◆ **PROBLEM DESCRIPTION**: Transcribe all of the material exactly, except for its pictures.

◆ **STORED DATA**:
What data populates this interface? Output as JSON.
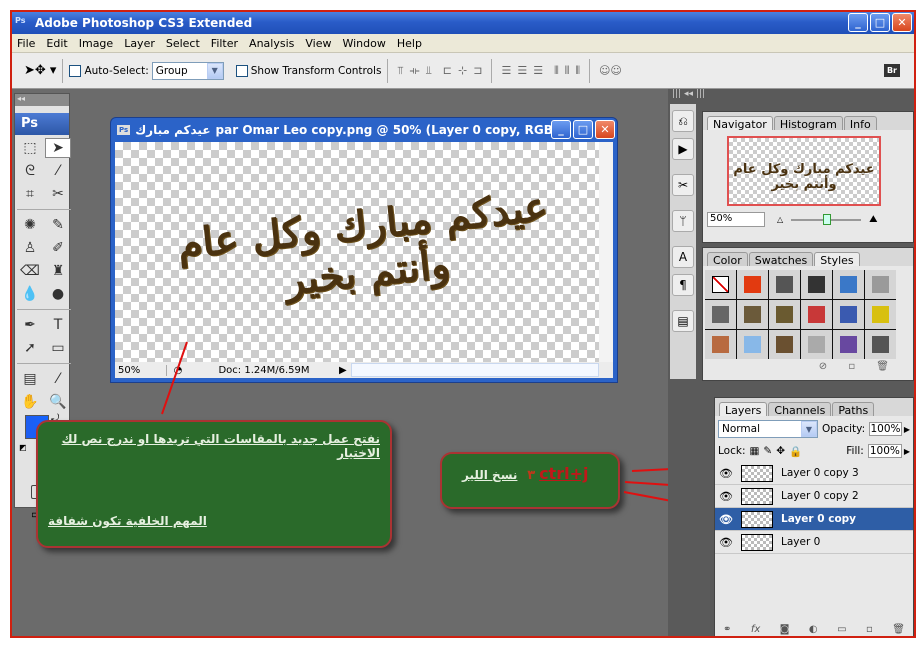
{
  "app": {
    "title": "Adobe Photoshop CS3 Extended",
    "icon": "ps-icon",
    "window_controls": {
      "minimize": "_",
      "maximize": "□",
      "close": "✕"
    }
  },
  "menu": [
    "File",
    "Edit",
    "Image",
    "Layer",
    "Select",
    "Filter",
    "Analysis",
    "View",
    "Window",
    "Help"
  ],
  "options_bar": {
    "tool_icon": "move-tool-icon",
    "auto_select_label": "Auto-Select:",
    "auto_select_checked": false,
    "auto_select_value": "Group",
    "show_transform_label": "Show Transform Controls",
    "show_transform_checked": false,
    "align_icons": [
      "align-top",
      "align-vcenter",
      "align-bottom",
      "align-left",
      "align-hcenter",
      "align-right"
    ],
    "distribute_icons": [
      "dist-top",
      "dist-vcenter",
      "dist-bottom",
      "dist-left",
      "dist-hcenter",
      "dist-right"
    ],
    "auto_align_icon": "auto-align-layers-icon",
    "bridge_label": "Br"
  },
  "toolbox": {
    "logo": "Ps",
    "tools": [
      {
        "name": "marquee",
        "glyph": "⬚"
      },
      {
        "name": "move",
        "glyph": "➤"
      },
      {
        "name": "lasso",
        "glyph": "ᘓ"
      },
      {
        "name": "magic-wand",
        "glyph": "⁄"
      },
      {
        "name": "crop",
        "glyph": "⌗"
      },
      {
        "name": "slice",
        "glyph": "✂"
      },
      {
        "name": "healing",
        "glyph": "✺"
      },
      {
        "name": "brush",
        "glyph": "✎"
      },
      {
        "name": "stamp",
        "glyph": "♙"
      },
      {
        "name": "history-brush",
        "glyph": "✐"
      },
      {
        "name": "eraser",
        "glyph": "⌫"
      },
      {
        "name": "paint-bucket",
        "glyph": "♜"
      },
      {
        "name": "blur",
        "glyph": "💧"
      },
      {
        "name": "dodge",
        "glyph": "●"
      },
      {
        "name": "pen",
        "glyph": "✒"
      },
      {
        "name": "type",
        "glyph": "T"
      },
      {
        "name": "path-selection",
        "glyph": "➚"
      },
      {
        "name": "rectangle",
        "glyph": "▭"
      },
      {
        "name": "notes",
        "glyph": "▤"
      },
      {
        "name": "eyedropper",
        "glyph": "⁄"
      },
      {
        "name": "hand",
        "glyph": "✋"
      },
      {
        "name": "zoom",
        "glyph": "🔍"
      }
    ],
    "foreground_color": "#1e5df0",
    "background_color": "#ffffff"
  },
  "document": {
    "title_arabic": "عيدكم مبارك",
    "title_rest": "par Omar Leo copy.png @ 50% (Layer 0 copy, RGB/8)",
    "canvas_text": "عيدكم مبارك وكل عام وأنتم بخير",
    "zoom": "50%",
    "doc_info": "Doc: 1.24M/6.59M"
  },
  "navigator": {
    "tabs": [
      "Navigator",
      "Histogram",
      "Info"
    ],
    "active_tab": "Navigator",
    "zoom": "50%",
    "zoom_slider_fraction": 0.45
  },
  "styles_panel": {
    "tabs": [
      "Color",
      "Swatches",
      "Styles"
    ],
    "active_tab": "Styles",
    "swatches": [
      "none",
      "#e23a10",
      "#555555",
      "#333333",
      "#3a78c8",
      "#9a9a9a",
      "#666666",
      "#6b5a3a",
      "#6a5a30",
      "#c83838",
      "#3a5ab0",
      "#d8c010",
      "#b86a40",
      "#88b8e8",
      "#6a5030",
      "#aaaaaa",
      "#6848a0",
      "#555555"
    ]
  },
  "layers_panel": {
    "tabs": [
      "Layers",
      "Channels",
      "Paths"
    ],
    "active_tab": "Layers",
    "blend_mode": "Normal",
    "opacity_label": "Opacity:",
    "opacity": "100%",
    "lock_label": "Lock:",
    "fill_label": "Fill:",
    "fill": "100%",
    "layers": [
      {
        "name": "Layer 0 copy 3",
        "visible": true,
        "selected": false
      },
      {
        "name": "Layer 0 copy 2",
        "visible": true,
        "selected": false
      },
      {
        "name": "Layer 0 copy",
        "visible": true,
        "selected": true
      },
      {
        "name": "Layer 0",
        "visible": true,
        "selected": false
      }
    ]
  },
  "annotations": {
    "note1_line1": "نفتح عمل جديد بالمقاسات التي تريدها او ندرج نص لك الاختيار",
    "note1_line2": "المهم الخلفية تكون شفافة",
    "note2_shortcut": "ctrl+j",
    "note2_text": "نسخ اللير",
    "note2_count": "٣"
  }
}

◆ **FULL RESPONSE**:
What data populates this interface? Output as JSON.
{
  "app": {
    "title": "Adobe Photoshop CS3 Extended",
    "icon": "ps-icon",
    "window_controls": {
      "minimize": "_",
      "maximize": "□",
      "close": "✕"
    }
  },
  "menu": [
    "File",
    "Edit",
    "Image",
    "Layer",
    "Select",
    "Filter",
    "Analysis",
    "View",
    "Window",
    "Help"
  ],
  "options_bar": {
    "tool_icon": "move-tool-icon",
    "auto_select_label": "Auto-Select:",
    "auto_select_checked": false,
    "auto_select_value": "Group",
    "show_transform_label": "Show Transform Controls",
    "show_transform_checked": false,
    "align_icons": [
      "align-top",
      "align-vcenter",
      "align-bottom",
      "align-left",
      "align-hcenter",
      "align-right"
    ],
    "distribute_icons": [
      "dist-top",
      "dist-vcenter",
      "dist-bottom",
      "dist-left",
      "dist-hcenter",
      "dist-right"
    ],
    "auto_align_icon": "auto-align-layers-icon",
    "bridge_label": "Br"
  },
  "toolbox": {
    "logo": "Ps",
    "tools": [
      {
        "name": "marquee",
        "glyph": "⬚"
      },
      {
        "name": "move",
        "glyph": "➤"
      },
      {
        "name": "lasso",
        "glyph": "ᘓ"
      },
      {
        "name": "magic-wand",
        "glyph": "⁄"
      },
      {
        "name": "crop",
        "glyph": "⌗"
      },
      {
        "name": "slice",
        "glyph": "✂"
      },
      {
        "name": "healing",
        "glyph": "✺"
      },
      {
        "name": "brush",
        "glyph": "✎"
      },
      {
        "name": "stamp",
        "glyph": "♙"
      },
      {
        "name": "history-brush",
        "glyph": "✐"
      },
      {
        "name": "eraser",
        "glyph": "⌫"
      },
      {
        "name": "paint-bucket",
        "glyph": "♜"
      },
      {
        "name": "blur",
        "glyph": "💧"
      },
      {
        "name": "dodge",
        "glyph": "●"
      },
      {
        "name": "pen",
        "glyph": "✒"
      },
      {
        "name": "type",
        "glyph": "T"
      },
      {
        "name": "path-selection",
        "glyph": "➚"
      },
      {
        "name": "rectangle",
        "glyph": "▭"
      },
      {
        "name": "notes",
        "glyph": "▤"
      },
      {
        "name": "eyedropper",
        "glyph": "⁄"
      },
      {
        "name": "hand",
        "glyph": "✋"
      },
      {
        "name": "zoom",
        "glyph": "🔍"
      }
    ],
    "foreground_color": "#1e5df0",
    "background_color": "#ffffff"
  },
  "document": {
    "title_arabic": "عيدكم مبارك",
    "title_rest": "par Omar Leo copy.png @ 50% (Layer 0 copy, RGB/8)",
    "canvas_text": "عيدكم مبارك وكل عام وأنتم بخير",
    "zoom": "50%",
    "doc_info": "Doc: 1.24M/6.59M"
  },
  "navigator": {
    "tabs": [
      "Navigator",
      "Histogram",
      "Info"
    ],
    "active_tab": "Navigator",
    "zoom": "50%",
    "zoom_slider_fraction": 0.45
  },
  "styles_panel": {
    "tabs": [
      "Color",
      "Swatches",
      "Styles"
    ],
    "active_tab": "Styles",
    "swatches": [
      "none",
      "#e23a10",
      "#555555",
      "#333333",
      "#3a78c8",
      "#9a9a9a",
      "#666666",
      "#6b5a3a",
      "#6a5a30",
      "#c83838",
      "#3a5ab0",
      "#d8c010",
      "#b86a40",
      "#88b8e8",
      "#6a5030",
      "#aaaaaa",
      "#6848a0",
      "#555555"
    ]
  },
  "layers_panel": {
    "tabs": [
      "Layers",
      "Channels",
      "Paths"
    ],
    "active_tab": "Layers",
    "blend_mode": "Normal",
    "opacity_label": "Opacity:",
    "opacity": "100%",
    "lock_label": "Lock:",
    "fill_label": "Fill:",
    "fill": "100%",
    "layers": [
      {
        "name": "Layer 0 copy 3",
        "visible": true,
        "selected": false
      },
      {
        "name": "Layer 0 copy 2",
        "visible": true,
        "selected": false
      },
      {
        "name": "Layer 0 copy",
        "visible": true,
        "selected": true
      },
      {
        "name": "Layer 0",
        "visible": true,
        "selected": false
      }
    ]
  },
  "annotations": {
    "note1_line1": "نفتح عمل جديد بالمقاسات التي تريدها او ندرج نص لك الاختيار",
    "note1_line2": "المهم الخلفية تكون شفافة",
    "note2_shortcut": "ctrl+j",
    "note2_text": "نسخ اللير",
    "note2_count": "٣"
  }
}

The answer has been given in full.